- [Supplied information]:

=======

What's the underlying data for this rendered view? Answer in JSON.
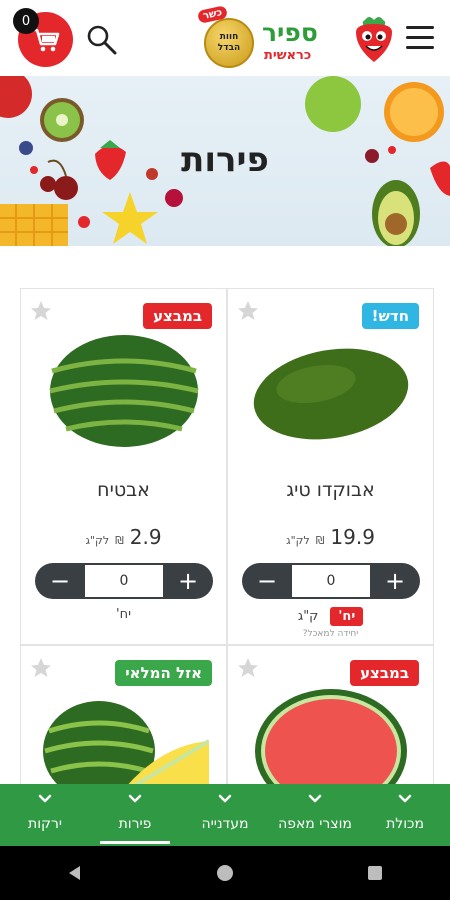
{
  "header": {
    "cart_count": "0",
    "logo_name": "ספיר",
    "logo_sub": "כראשית",
    "kosher_tag": "כשר",
    "kosher_seal_line1": "חוות",
    "kosher_seal_line2": "הבדל"
  },
  "banner": {
    "title": "פירות"
  },
  "products": [
    {
      "name": "אבוקדו טיג",
      "badge": "חדש!",
      "badge_color": "#2fb6e3",
      "price": "19.9",
      "currency": "₪",
      "unit": "לק\"ג",
      "qty": "0",
      "unit_options": [
        "יח'",
        "ק\"ג"
      ],
      "unit_note": "יחידה למאכל?"
    },
    {
      "name": "אבטיח",
      "badge": "במבצע",
      "badge_color": "#e4272b",
      "price": "2.9",
      "currency": "₪",
      "unit": "לק\"ג",
      "qty": "0",
      "unit_options": [
        "יח'"
      ]
    },
    {
      "badge": "במבצע",
      "badge_color": "#e4272b"
    },
    {
      "badge": "אזל המלאי",
      "badge_color": "#3aa74a"
    }
  ],
  "bottom_nav": [
    {
      "label": "מכולת"
    },
    {
      "label": "מוצרי מאפה"
    },
    {
      "label": "מעדנייה"
    },
    {
      "label": "פירות"
    },
    {
      "label": "ירקות"
    }
  ],
  "colors": {
    "brand_red": "#e4272b",
    "brand_green": "#2f9a43",
    "qty_dark": "#3a3f44"
  }
}
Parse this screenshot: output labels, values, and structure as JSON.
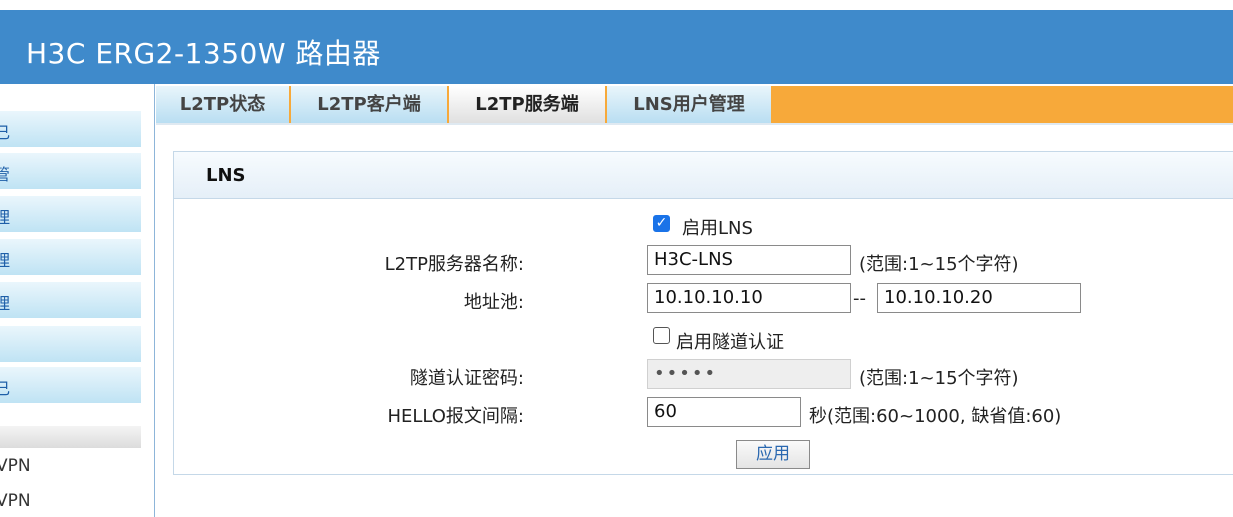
{
  "app": {
    "title": "H3C ERG2-1350W 路由器"
  },
  "sidebar": {
    "items": [
      "己",
      "管",
      "理",
      "理",
      "理",
      "",
      "己"
    ],
    "links": [
      "VPN",
      "VPN"
    ]
  },
  "tabs": [
    {
      "label": "L2TP状态",
      "active": false
    },
    {
      "label": "L2TP客户端",
      "active": false
    },
    {
      "label": "L2TP服务端",
      "active": true
    },
    {
      "label": "LNS用户管理",
      "active": false
    }
  ],
  "panel": {
    "title": "LNS",
    "enable_lns": {
      "label": "启用LNS",
      "checked": true
    },
    "server_name": {
      "label": "L2TP服务器名称:",
      "value": "H3C-LNS",
      "hint": "(范围:1~15个字符)"
    },
    "address_pool": {
      "label": "地址池:",
      "start": "10.10.10.10",
      "separator": "--",
      "end": "10.10.10.20"
    },
    "tunnel_auth": {
      "label": "启用隧道认证",
      "checked": false
    },
    "tunnel_password": {
      "label": "隧道认证密码:",
      "value": "•••••",
      "hint": "(范围:1~15个字符)"
    },
    "hello_interval": {
      "label": "HELLO报文间隔:",
      "value": "60",
      "hint": "秒(范围:60~1000, 缺省值:60)"
    },
    "apply_label": "应用"
  },
  "colors": {
    "header": "#3f8acb",
    "tabbar": "#f7a93a",
    "checkbox": "#1a73e8"
  }
}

=======

- [What you will do]: Output, exactly, all the records above; include no pictures.

- [Written reply]:
What's the underlying data for this rendered view? Answer in JSON.
{
  "header": {
    "cart_count": "0",
    "logo_name": "ספיר",
    "logo_sub": "כראשית",
    "kosher_tag": "כשר",
    "kosher_seal_line1": "חוות",
    "kosher_seal_line2": "הבדל"
  },
  "banner": {
    "title": "פירות"
  },
  "products": [
    {
      "name": "אבוקדו טיג",
      "badge": "חדש!",
      "badge_color": "#2fb6e3",
      "price": "19.9",
      "currency": "₪",
      "unit": "לק\"ג",
      "qty": "0",
      "unit_options": [
        "יח'",
        "ק\"ג"
      ],
      "unit_note": "יחידה למאכל?"
    },
    {
      "name": "אבטיח",
      "badge": "במבצע",
      "badge_color": "#e4272b",
      "price": "2.9",
      "currency": "₪",
      "unit": "לק\"ג",
      "qty": "0",
      "unit_options": [
        "יח'"
      ]
    },
    {
      "badge": "במבצע",
      "badge_color": "#e4272b"
    },
    {
      "badge": "אזל המלאי",
      "badge_color": "#3aa74a"
    }
  ],
  "bottom_nav": [
    {
      "label": "מכולת"
    },
    {
      "label": "מוצרי מאפה"
    },
    {
      "label": "מעדנייה"
    },
    {
      "label": "פירות"
    },
    {
      "label": "ירקות"
    }
  ],
  "colors": {
    "brand_red": "#e4272b",
    "brand_green": "#2f9a43",
    "qty_dark": "#3a3f44"
  }
}
Parse this screenshot: output labels, values, and structure as JSON.
{
  "app": {
    "title": "H3C ERG2-1350W 路由器"
  },
  "sidebar": {
    "items": [
      "己",
      "管",
      "理",
      "理",
      "理",
      "",
      "己"
    ],
    "links": [
      "VPN",
      "VPN"
    ]
  },
  "tabs": [
    {
      "label": "L2TP状态",
      "active": false
    },
    {
      "label": "L2TP客户端",
      "active": false
    },
    {
      "label": "L2TP服务端",
      "active": true
    },
    {
      "label": "LNS用户管理",
      "active": false
    }
  ],
  "panel": {
    "title": "LNS",
    "enable_lns": {
      "label": "启用LNS",
      "checked": true
    },
    "server_name": {
      "label": "L2TP服务器名称:",
      "value": "H3C-LNS",
      "hint": "(范围:1~15个字符)"
    },
    "address_pool": {
      "label": "地址池:",
      "start": "10.10.10.10",
      "separator": "--",
      "end": "10.10.10.20"
    },
    "tunnel_auth": {
      "label": "启用隧道认证",
      "checked": false
    },
    "tunnel_password": {
      "label": "隧道认证密码:",
      "value": "•••••",
      "hint": "(范围:1~15个字符)"
    },
    "hello_interval": {
      "label": "HELLO报文间隔:",
      "value": "60",
      "hint": "秒(范围:60~1000, 缺省值:60)"
    },
    "apply_label": "应用"
  },
  "colors": {
    "header": "#3f8acb",
    "tabbar": "#f7a93a",
    "checkbox": "#1a73e8"
  }
}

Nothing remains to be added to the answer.